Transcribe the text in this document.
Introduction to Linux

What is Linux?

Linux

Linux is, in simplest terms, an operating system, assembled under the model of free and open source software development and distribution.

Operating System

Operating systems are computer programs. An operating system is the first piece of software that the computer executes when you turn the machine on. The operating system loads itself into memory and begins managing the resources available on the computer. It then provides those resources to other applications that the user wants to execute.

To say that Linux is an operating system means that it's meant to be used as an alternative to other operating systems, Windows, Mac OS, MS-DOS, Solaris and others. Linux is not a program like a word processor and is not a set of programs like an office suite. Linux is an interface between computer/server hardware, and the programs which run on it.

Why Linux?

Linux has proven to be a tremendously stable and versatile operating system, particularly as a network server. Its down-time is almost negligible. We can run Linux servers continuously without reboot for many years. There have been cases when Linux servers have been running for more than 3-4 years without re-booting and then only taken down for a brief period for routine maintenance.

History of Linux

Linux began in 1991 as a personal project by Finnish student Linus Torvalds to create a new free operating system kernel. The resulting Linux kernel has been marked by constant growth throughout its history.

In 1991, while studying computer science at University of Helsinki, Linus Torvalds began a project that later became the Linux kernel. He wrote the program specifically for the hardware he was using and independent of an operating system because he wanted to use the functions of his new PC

+-------+

Above are lines of data; state how many of them contain the word "Linus", with no other output.

> **EXPECTED OUTPUT**:
2